> [Written instruction]
Retype all of the data. Every line must match exactly.

start

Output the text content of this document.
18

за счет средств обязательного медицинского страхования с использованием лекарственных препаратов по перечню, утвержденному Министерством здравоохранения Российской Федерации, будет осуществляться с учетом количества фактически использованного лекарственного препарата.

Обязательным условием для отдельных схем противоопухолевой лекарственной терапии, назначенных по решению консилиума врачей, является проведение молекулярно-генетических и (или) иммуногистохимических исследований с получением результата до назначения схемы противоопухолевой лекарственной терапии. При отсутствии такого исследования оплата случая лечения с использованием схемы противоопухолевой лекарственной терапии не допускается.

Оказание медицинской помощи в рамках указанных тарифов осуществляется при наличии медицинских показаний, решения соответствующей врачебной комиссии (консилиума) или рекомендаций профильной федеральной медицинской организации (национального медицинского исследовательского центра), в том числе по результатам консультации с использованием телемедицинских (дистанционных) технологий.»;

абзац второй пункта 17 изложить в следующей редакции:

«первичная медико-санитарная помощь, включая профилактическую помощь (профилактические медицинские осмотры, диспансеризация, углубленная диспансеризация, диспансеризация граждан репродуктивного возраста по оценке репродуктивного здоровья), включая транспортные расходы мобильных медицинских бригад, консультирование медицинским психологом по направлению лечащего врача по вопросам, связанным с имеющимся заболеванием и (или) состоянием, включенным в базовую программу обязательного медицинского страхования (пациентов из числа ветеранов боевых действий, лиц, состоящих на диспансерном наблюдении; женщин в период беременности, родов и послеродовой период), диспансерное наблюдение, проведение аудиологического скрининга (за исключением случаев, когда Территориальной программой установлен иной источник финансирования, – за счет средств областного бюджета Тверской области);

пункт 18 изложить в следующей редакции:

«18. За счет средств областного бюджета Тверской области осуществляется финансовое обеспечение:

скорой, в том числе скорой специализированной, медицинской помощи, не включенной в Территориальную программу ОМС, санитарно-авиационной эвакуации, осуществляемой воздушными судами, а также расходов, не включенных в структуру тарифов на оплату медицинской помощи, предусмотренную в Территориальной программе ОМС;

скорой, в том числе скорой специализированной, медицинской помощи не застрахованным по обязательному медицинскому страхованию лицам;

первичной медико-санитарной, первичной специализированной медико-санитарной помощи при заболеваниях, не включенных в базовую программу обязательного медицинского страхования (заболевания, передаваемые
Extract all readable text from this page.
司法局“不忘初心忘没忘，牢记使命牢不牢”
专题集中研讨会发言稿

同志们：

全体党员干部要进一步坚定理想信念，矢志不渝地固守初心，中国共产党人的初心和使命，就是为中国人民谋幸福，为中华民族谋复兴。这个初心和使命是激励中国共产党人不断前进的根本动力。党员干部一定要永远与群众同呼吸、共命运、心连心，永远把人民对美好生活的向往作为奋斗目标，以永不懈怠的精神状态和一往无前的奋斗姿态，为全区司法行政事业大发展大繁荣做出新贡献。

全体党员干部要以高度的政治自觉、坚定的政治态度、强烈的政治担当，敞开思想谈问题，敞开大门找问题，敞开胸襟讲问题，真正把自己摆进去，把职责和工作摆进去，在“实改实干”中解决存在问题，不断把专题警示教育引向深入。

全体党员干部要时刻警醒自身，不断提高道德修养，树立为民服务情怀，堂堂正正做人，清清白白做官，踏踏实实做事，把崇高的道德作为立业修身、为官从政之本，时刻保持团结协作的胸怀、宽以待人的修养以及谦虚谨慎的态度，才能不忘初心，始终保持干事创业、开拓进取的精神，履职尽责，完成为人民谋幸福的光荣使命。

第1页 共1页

end

> [Solved problem]
Output the text content of this document.
18

за счет средств обязательного медицинского страхования с использованием лекарственных препаратов по перечню, утвержденному Министерством здравоохранения Российской Федерации, будет осуществляться с учетом количества фактически использованного лекарственного препарата.

Обязательным условием для отдельных схем противоопухолевой лекарственной терапии, назначенных по решению консилиума врачей, является проведение молекулярно-генетических и (или) иммуногистохимических исследований с получением результата до назначения схемы противоопухолевой лекарственной терапии. При отсутствии такого исследования оплата случая лечения с использованием схемы противоопухолевой лекарственной терапии не допускается.

Оказание медицинской помощи в рамках указанных тарифов осуществляется при наличии медицинских показаний, решения соответствующей врачебной комиссии (консилиума) или рекомендаций профильной федеральной медицинской организации (национального медицинского исследовательского центра), в том числе по результатам консультации с использованием телемедицинских (дистанционных) технологий.»;

абзац второй пункта 17 изложить в следующей редакции:

«первичная медико-санитарная помощь, включая профилактическую помощь (профилактические медицинские осмотры, диспансеризация, углубленная диспансеризация, диспансеризация граждан репродуктивного возраста по оценке репродуктивного здоровья), включая транспортные расходы мобильных медицинских бригад, консультирование медицинским психологом по направлению лечащего врача по вопросам, связанным с имеющимся заболеванием и (или) состоянием, включенным в базовую программу обязательного медицинского страхования (пациентов из числа ветеранов боевых действий, лиц, состоящих на диспансерном наблюдении; женщин в период беременности, родов и послеродовой период), диспансерное наблюдение, проведение аудиологического скрининга (за исключением случаев, когда Территориальной программой установлен иной источник финансирования, – за счет средств областного бюджета Тверской области);

пункт 18 изложить в следующей редакции:

«18. За счет средств областного бюджета Тверской области осуществляется финансовое обеспечение:

скорой, в том числе скорой специализированной, медицинской помощи, не включенной в Территориальную программу ОМС, санитарно-авиационной эвакуации, осуществляемой воздушными судами, а также расходов, не включенных в структуру тарифов на оплату медицинской помощи, предусмотренную в Территориальной программе ОМС;

скорой, в том числе скорой специализированной, медицинской помощи не застрахованным по обязательному медицинскому страхованию лицам;

первичной медико-санитарной, первичной специализированной медико-санитарной помощи при заболеваниях, не включенных в базовую программу обязательного медицинского страхования (заболевания, передаваемые
Extract all readable text from this page.
司法局“不忘初心忘没忘，牢记使命牢不牢”
专题集中研讨会发言稿

同志们：

全体党员干部要进一步坚定理想信念，矢志不渝地固守初心，中国共产党人的初心和使命，就是为中国人民谋幸福，为中华民族谋复兴。这个初心和使命是激励中国共产党人不断前进的根本动力。党员干部一定要永远与群众同呼吸、共命运、心连心，永远把人民对美好生活的向往作为奋斗目标，以永不懈怠的精神状态和一往无前的奋斗姿态，为全区司法行政事业大发展大繁荣做出新贡献。

全体党员干部要以高度的政治自觉、坚定的政治态度、强烈的政治担当，敞开思想谈问题，敞开大门找问题，敞开胸襟讲问题，真正把自己摆进去，把职责和工作摆进去，在“实改实干”中解决存在问题，不断把专题警示教育引向深入。

全体党员干部要时刻警醒自身，不断提高道德修养，树立为民服务情怀，堂堂正正做人，清清白白做官，踏踏实实做事，把崇高的道德作为立业修身、为官从政之本，时刻保持团结协作的胸怀、宽以待人的修养以及谦虚谨慎的态度，才能不忘初心，始终保持干事创业、开拓进取的精神，履职尽责，完成为人民谋幸福的光荣使命。

第1页 共1页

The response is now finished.